=== DO THIS ===
Report each line of the data that includes the word "rice".

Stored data
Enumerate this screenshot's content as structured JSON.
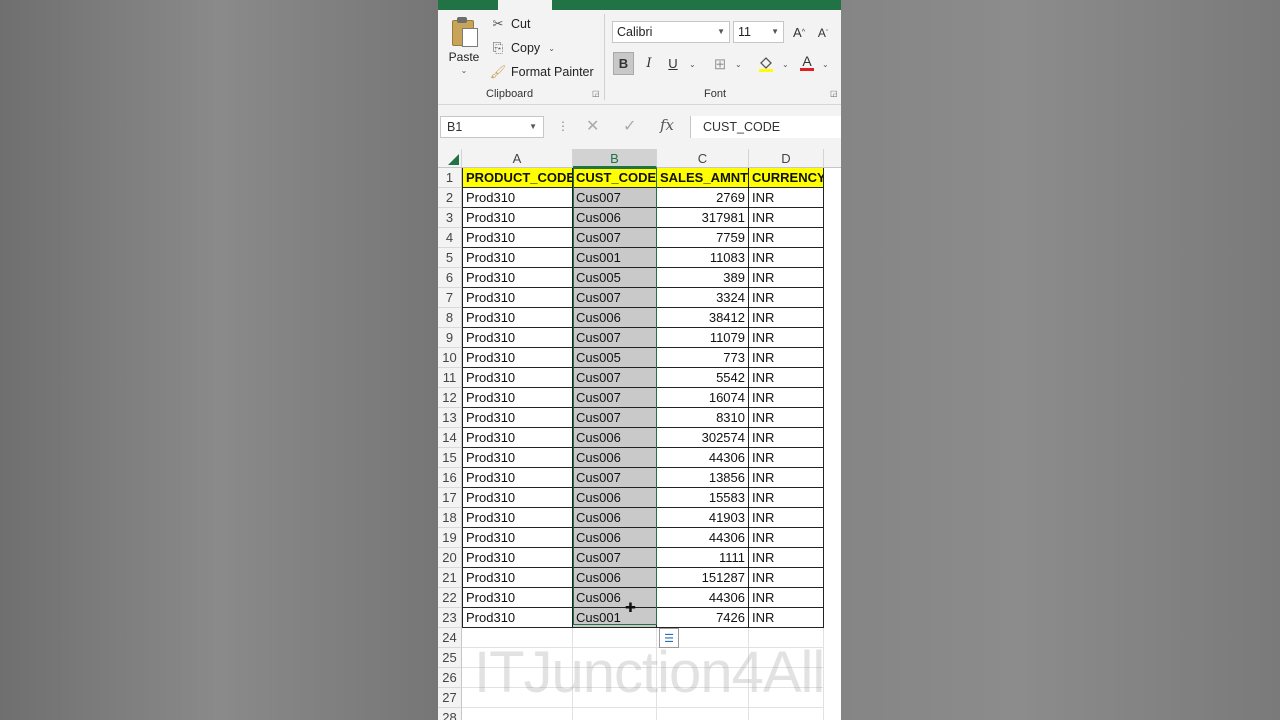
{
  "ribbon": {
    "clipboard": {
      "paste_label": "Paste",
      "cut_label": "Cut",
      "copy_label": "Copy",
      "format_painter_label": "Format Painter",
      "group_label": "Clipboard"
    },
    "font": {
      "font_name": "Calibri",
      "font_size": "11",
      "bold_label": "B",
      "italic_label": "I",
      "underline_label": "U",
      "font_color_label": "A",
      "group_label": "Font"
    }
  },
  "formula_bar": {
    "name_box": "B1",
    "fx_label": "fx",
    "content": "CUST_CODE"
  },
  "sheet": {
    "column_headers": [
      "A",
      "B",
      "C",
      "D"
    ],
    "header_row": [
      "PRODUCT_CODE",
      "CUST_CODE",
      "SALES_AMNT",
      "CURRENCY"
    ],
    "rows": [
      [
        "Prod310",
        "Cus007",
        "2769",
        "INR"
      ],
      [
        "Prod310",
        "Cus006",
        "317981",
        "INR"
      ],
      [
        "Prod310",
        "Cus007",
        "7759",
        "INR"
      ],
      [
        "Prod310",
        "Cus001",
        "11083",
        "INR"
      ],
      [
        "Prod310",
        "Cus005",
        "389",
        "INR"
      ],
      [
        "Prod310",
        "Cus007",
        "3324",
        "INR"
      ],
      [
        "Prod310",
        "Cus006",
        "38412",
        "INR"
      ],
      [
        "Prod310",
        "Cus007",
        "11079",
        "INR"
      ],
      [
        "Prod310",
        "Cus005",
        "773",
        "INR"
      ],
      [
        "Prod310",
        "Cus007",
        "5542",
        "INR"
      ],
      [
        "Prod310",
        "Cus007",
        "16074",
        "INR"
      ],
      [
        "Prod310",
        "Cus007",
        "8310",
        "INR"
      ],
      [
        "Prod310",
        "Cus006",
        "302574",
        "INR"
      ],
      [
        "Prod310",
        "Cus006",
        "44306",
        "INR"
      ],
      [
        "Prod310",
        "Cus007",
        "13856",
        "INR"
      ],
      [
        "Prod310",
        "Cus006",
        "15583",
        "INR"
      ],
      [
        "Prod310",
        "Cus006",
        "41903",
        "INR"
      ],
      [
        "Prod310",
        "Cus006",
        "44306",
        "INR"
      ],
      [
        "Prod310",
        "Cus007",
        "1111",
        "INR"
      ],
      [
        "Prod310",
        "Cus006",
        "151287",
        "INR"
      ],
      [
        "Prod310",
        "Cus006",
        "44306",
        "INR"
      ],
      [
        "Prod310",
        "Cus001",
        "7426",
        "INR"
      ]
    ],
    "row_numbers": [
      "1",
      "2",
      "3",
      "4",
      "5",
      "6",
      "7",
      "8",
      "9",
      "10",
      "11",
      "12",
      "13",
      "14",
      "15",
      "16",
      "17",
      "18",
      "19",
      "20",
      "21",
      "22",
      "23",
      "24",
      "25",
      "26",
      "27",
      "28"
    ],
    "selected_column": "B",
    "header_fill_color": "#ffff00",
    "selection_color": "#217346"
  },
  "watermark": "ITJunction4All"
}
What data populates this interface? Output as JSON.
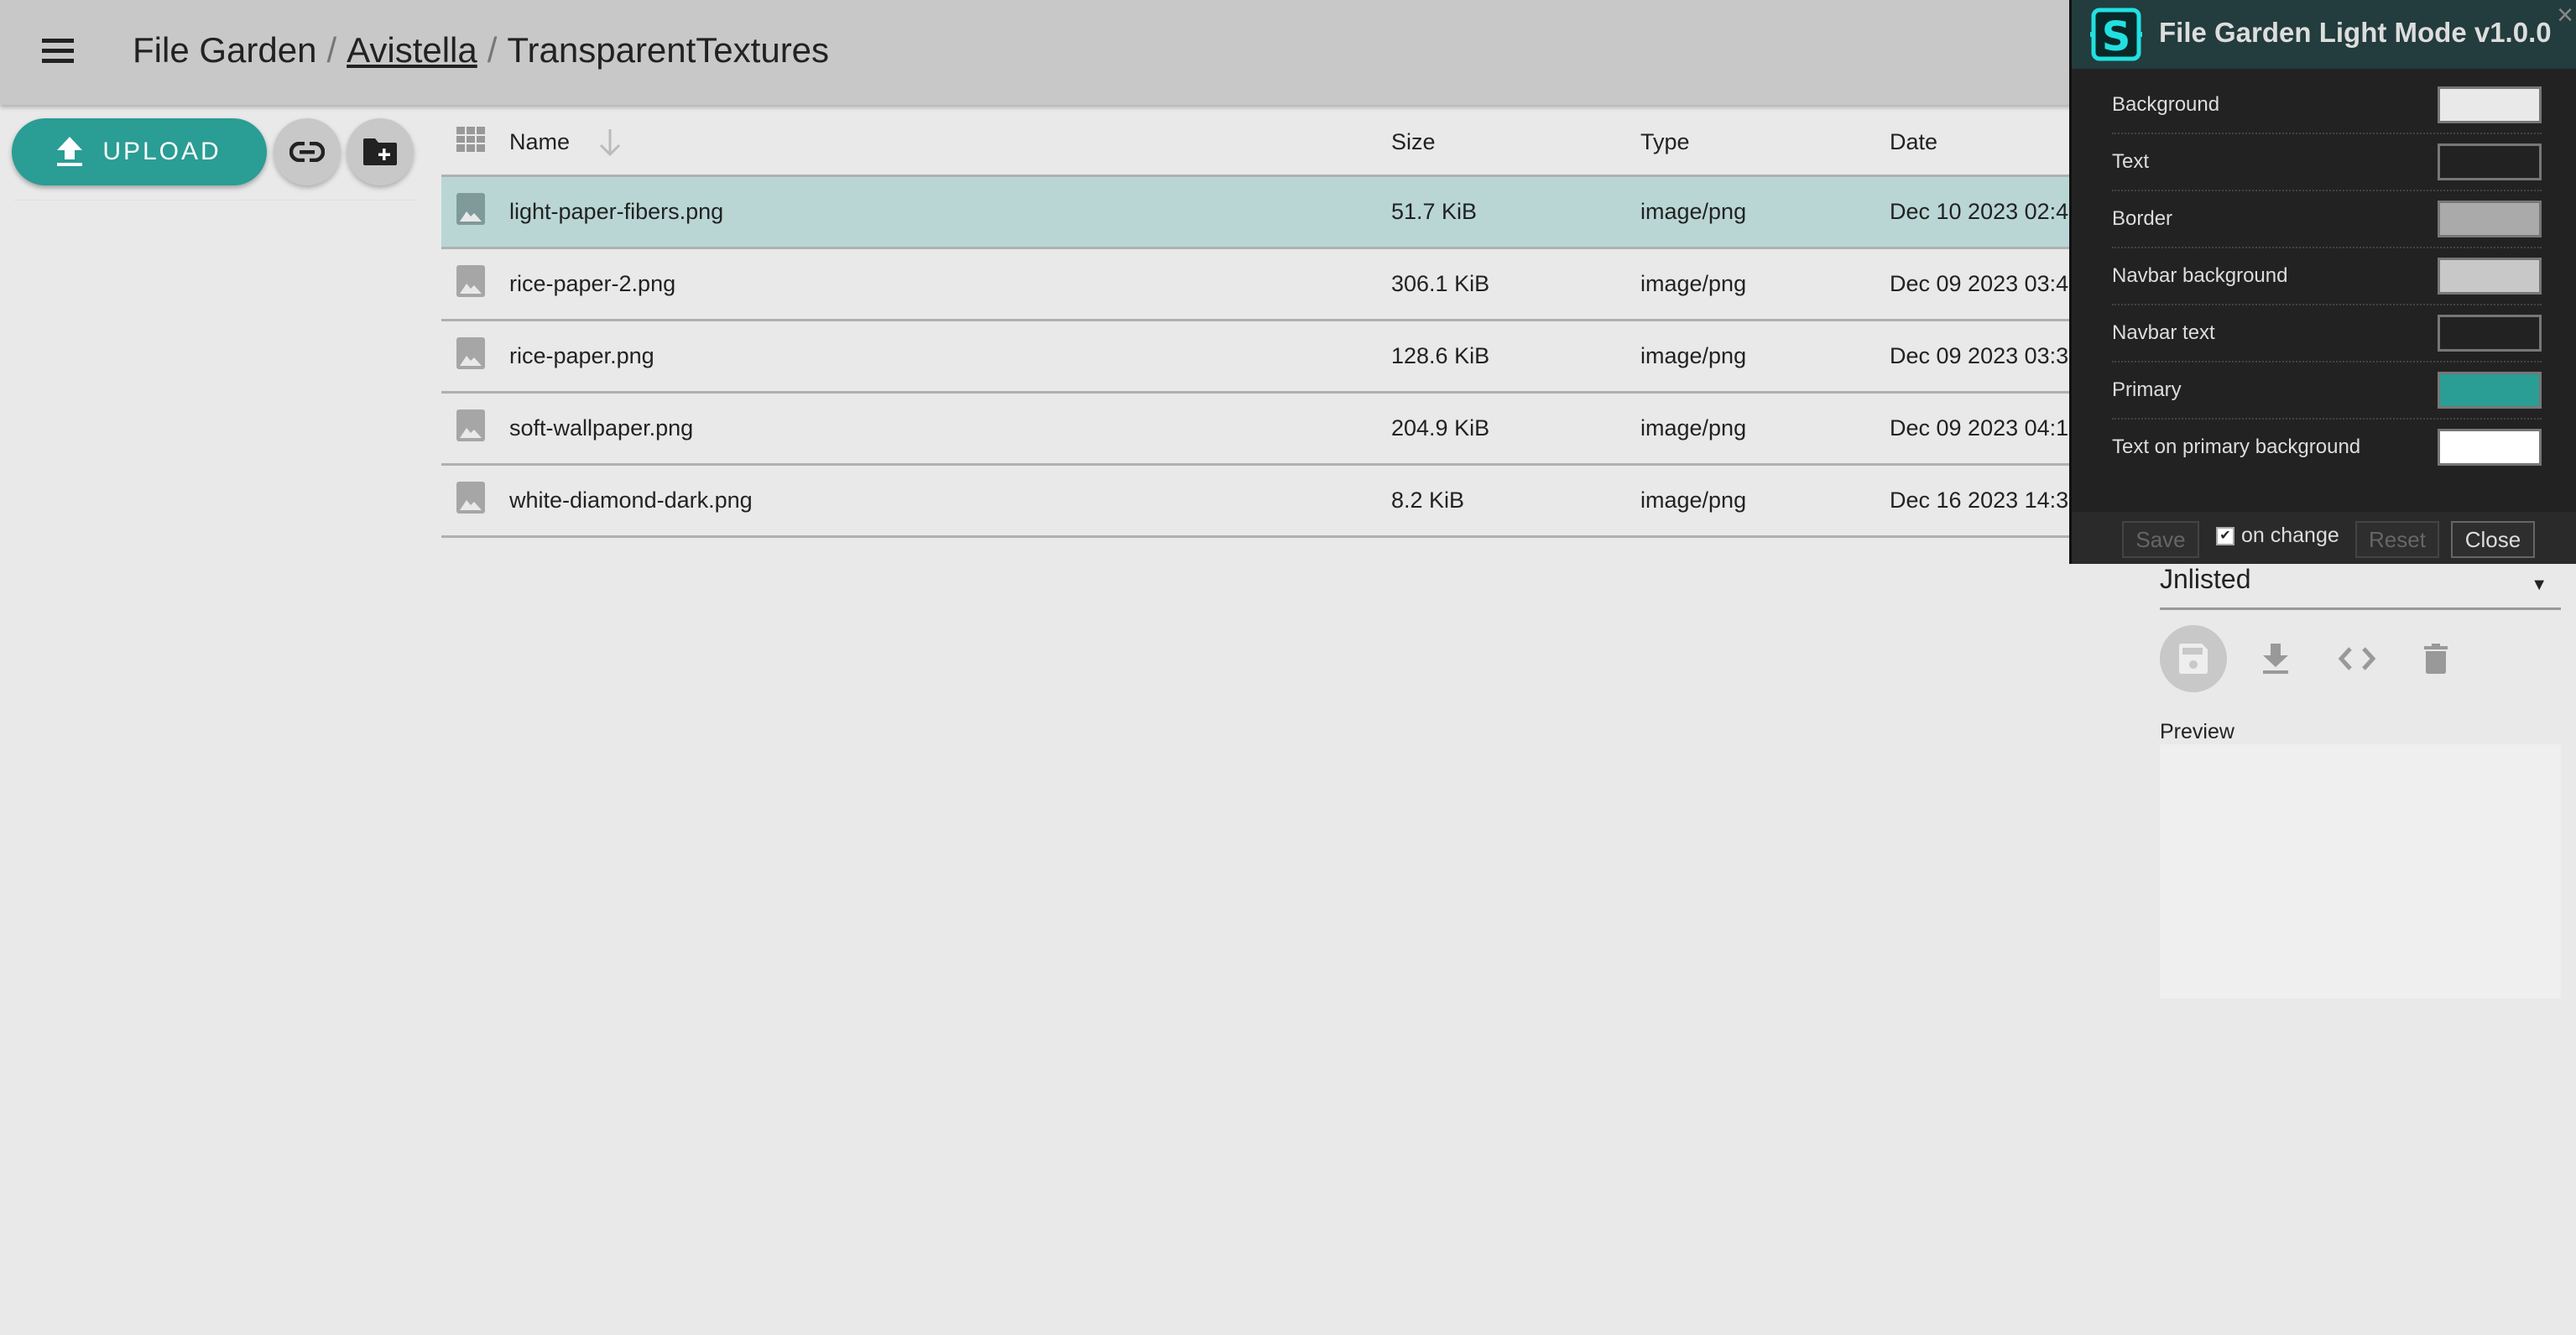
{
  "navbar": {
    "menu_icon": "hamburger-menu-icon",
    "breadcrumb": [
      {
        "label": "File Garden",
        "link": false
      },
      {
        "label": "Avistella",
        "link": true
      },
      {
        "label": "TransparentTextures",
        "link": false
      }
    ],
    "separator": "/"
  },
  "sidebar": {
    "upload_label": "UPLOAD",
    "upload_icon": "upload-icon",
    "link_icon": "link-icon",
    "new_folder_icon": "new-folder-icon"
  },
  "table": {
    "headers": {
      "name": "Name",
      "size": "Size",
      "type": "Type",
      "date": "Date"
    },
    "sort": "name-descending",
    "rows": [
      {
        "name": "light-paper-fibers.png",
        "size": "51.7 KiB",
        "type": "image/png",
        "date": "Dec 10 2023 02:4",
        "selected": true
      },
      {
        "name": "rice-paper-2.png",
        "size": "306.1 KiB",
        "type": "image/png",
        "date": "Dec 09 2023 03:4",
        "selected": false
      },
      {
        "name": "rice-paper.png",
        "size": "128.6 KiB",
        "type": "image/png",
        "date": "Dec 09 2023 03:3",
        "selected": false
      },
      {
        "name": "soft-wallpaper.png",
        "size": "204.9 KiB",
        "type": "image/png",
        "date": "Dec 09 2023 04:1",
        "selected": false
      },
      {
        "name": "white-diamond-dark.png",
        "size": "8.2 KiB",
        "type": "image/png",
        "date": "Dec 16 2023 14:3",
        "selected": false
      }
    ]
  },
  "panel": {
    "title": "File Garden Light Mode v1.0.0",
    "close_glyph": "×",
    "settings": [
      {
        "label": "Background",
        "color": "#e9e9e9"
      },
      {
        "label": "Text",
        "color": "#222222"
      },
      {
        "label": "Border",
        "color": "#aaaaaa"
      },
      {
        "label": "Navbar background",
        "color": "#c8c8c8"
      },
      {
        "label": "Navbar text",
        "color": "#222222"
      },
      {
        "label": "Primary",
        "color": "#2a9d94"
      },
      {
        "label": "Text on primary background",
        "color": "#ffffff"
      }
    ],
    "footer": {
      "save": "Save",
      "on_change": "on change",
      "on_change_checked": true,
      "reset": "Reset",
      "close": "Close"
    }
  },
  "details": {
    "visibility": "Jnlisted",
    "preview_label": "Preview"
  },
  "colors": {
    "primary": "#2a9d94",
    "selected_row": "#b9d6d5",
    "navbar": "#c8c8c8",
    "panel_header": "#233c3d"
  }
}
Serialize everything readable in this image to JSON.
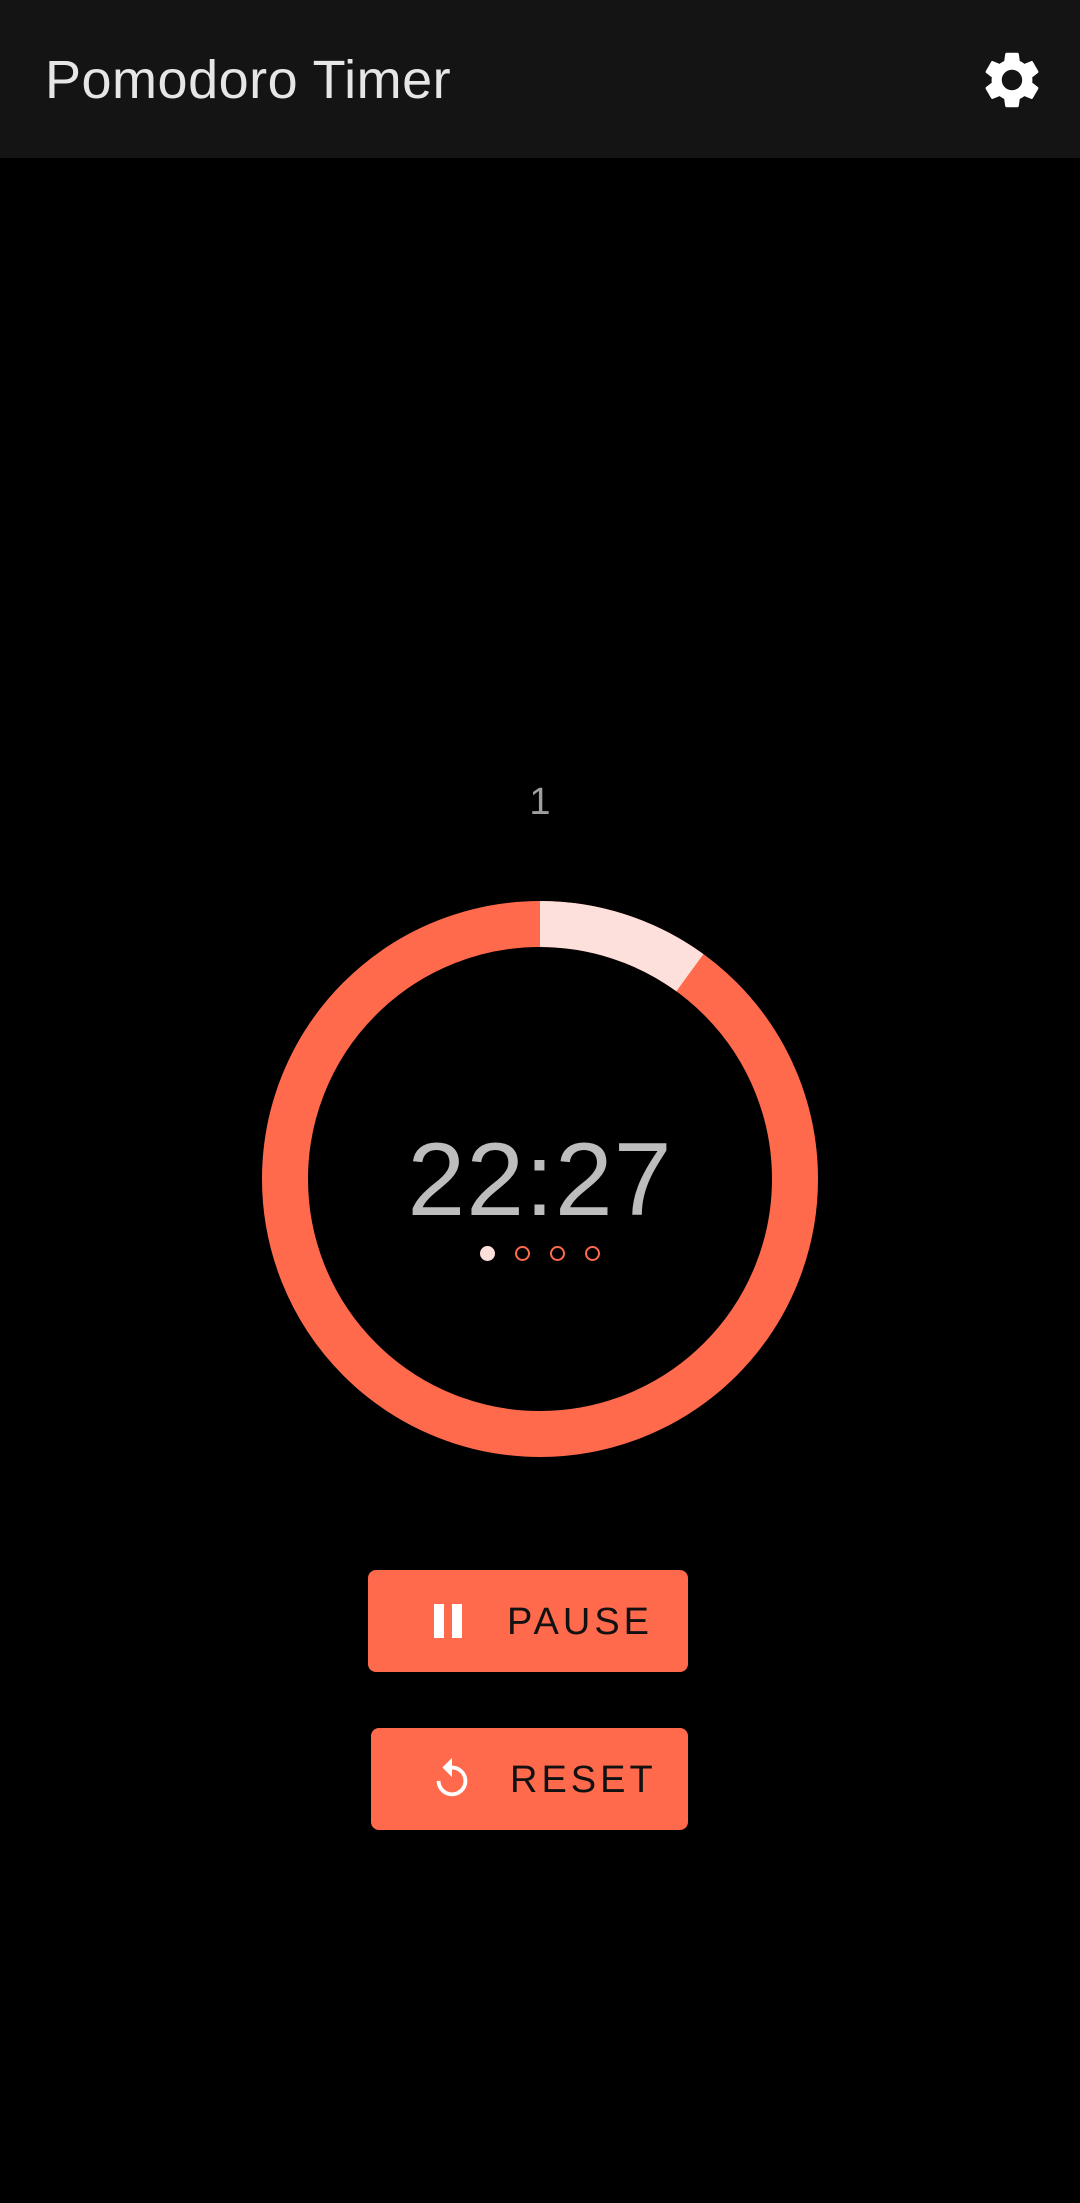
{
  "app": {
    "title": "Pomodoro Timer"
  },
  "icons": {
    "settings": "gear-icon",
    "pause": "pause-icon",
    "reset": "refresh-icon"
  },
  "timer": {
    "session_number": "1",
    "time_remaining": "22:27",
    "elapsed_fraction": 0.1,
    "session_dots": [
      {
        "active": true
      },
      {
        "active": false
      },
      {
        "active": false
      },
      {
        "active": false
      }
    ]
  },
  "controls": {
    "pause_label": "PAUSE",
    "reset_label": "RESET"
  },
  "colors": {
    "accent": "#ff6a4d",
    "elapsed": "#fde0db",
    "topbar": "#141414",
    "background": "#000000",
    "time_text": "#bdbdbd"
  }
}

=== TASK ANSWER ===
        "name": "rice-paper-2.png",
        "name": "rice-paper.png",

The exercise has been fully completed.